▶ WHAT YOU WILL DO
From the entries below, copy out every line with "Sites" in it.

▶ SOURCE RECORDS

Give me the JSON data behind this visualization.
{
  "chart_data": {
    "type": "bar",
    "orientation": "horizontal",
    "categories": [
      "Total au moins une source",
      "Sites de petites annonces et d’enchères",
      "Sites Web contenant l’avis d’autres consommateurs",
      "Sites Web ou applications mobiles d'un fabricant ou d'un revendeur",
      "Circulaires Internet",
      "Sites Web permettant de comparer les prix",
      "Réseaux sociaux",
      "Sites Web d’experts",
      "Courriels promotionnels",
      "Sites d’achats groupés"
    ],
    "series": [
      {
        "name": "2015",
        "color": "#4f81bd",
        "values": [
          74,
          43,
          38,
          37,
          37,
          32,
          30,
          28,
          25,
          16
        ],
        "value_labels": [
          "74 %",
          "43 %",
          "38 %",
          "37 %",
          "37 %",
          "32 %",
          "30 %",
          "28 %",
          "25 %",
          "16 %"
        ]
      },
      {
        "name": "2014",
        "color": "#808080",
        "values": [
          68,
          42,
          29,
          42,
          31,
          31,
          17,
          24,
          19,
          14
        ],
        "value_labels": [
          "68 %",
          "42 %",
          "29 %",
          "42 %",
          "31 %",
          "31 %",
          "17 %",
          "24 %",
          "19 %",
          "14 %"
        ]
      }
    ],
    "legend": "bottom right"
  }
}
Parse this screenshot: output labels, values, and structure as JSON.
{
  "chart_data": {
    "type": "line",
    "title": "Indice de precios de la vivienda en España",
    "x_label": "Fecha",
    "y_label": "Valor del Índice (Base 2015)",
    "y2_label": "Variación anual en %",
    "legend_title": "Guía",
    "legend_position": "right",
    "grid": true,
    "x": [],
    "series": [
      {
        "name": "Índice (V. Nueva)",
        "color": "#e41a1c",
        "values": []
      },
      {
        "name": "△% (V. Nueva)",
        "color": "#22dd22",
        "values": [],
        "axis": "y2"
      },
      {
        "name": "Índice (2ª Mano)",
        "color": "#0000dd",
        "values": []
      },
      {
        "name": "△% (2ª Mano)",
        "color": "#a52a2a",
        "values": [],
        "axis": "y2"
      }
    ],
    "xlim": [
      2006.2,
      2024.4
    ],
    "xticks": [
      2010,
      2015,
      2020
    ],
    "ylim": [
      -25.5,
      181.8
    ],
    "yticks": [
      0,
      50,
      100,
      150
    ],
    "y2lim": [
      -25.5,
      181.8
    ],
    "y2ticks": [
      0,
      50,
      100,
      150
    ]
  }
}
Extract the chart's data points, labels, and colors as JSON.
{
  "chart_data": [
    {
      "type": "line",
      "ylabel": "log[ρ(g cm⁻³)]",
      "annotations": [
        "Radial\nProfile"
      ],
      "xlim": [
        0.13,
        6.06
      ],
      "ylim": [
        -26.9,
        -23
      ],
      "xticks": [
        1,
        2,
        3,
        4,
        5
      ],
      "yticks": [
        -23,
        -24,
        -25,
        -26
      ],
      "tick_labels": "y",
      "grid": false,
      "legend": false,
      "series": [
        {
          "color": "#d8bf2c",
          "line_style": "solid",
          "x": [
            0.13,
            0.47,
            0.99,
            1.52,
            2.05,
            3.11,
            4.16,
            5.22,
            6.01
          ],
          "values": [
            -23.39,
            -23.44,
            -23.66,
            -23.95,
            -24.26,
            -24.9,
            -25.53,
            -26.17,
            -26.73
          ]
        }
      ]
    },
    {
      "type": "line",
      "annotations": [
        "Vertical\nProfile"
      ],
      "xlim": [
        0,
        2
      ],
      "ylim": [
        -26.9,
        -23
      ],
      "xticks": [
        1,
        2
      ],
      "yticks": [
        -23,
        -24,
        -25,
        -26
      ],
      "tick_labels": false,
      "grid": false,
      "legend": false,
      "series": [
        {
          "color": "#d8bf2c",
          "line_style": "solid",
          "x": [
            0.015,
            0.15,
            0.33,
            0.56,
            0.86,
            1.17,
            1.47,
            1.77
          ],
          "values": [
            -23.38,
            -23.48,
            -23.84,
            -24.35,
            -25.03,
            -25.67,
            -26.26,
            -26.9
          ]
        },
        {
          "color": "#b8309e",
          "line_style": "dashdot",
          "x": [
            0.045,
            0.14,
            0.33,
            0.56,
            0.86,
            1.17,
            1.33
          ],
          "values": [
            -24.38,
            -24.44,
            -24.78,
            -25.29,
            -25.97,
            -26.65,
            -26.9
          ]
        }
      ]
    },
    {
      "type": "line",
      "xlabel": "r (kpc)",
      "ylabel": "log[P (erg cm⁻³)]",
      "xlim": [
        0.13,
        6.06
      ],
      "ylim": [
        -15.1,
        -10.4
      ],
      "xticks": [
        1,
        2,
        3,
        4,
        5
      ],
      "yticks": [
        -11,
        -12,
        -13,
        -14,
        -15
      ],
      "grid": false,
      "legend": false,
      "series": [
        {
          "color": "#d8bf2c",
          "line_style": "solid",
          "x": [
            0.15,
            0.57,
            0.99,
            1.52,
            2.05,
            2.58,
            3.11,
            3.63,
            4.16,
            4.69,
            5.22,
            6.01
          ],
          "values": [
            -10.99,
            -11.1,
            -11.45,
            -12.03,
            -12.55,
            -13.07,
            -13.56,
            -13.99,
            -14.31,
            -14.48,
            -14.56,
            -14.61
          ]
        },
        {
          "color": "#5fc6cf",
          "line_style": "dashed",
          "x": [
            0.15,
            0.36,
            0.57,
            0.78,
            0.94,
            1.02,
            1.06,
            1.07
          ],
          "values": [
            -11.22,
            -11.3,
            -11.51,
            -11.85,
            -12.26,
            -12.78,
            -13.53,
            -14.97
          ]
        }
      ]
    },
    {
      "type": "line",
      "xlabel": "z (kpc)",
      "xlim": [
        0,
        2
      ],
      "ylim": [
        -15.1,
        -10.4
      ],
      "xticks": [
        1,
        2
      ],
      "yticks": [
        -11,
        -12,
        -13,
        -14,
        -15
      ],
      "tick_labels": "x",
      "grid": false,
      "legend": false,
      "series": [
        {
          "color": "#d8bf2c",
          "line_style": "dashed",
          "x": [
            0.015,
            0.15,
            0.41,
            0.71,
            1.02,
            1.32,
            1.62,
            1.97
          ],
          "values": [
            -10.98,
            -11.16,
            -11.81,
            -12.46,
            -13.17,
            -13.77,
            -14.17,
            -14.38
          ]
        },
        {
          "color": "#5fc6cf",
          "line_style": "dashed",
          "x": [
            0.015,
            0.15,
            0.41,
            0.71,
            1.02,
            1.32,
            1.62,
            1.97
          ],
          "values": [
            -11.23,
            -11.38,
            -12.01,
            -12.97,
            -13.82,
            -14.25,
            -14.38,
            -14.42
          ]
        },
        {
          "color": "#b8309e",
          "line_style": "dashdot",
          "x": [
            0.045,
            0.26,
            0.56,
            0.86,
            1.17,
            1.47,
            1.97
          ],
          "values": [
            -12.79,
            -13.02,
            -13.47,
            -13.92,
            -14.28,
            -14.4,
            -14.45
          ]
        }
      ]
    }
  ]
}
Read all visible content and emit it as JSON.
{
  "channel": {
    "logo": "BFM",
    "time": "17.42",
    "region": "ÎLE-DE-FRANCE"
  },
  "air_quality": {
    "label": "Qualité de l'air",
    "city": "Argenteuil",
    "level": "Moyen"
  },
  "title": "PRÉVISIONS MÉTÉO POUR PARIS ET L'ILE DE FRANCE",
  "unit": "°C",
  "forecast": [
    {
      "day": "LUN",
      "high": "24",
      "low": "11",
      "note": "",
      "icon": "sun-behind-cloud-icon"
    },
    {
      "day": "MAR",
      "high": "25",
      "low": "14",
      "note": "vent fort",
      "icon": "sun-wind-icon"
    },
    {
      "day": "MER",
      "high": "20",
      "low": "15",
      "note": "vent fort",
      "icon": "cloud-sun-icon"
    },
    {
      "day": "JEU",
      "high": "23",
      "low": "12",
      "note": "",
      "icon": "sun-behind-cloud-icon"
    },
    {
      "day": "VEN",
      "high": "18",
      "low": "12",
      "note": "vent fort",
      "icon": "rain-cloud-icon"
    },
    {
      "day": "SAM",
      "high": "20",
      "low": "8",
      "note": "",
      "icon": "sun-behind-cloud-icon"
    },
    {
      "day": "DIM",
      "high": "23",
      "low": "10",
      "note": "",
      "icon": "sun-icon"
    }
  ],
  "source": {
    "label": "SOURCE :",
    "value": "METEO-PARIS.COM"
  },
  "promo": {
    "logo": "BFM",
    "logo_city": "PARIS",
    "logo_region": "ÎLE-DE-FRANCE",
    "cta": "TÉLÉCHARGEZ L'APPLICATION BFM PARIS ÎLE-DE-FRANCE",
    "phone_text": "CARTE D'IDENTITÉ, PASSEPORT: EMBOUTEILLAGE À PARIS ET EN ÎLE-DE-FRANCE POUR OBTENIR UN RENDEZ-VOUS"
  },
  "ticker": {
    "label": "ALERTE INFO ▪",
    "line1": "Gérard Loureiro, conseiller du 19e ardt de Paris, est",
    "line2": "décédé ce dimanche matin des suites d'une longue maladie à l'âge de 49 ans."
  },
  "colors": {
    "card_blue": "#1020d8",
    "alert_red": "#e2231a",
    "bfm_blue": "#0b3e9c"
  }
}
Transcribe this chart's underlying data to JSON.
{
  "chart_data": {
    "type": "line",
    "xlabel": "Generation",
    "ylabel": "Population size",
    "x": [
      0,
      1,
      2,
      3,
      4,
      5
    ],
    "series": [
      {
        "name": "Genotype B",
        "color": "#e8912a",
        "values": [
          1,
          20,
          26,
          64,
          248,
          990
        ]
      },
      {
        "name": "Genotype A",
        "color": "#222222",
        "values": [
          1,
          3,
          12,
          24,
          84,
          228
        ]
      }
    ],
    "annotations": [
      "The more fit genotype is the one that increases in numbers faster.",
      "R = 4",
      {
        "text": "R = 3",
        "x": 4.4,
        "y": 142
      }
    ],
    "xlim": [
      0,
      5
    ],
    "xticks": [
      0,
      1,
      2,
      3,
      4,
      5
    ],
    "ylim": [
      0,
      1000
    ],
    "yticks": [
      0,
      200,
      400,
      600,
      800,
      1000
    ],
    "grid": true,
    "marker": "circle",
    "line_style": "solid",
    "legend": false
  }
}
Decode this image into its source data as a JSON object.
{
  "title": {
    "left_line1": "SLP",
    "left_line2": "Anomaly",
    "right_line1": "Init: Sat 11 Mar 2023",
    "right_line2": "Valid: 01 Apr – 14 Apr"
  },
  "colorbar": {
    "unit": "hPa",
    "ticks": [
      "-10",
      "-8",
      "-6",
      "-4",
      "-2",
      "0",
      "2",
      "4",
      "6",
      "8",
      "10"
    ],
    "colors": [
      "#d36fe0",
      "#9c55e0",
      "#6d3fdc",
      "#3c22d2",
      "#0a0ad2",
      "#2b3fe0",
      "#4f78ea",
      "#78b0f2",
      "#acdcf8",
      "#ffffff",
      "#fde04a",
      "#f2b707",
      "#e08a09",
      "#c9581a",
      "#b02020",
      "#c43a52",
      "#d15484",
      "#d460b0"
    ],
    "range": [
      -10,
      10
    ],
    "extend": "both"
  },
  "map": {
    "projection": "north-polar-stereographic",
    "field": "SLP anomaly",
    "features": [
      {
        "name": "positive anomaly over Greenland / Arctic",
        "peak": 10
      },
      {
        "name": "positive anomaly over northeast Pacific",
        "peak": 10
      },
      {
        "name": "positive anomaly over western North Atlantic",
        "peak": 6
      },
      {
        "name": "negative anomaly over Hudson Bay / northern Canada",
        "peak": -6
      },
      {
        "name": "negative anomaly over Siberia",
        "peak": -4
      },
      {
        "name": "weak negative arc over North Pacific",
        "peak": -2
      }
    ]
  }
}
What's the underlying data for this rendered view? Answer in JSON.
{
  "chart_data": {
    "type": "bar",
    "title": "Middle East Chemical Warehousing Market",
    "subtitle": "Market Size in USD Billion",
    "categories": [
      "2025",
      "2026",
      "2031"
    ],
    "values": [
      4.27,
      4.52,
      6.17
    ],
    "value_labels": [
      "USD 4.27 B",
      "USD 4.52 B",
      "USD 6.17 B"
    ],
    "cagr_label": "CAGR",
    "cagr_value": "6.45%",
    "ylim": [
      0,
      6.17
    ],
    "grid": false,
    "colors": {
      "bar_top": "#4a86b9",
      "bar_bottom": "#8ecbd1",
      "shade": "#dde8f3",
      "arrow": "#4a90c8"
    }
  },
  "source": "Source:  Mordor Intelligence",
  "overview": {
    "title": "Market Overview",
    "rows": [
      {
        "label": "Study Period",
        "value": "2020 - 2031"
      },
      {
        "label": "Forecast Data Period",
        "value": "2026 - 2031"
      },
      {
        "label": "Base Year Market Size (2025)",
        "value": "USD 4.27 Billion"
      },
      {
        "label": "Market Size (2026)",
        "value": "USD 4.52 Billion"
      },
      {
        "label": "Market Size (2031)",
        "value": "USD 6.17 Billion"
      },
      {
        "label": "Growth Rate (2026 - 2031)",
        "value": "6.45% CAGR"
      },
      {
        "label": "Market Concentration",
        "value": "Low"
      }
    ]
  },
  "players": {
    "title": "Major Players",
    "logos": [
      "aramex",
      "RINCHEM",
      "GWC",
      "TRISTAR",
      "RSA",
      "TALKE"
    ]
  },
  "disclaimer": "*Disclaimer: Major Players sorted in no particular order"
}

▶ ANSWER TO THIS EXERCISE
      "Sites de petites annonces et d’enchères",
      "Sites Web contenant l’avis d’autres consommateurs",
      "Sites Web ou applications mobiles d'un fabricant ou d'un revendeur",
      "Sites Web permettant de comparer les prix",
      "Sites Web d’experts",
      "Sites d’achats groupés"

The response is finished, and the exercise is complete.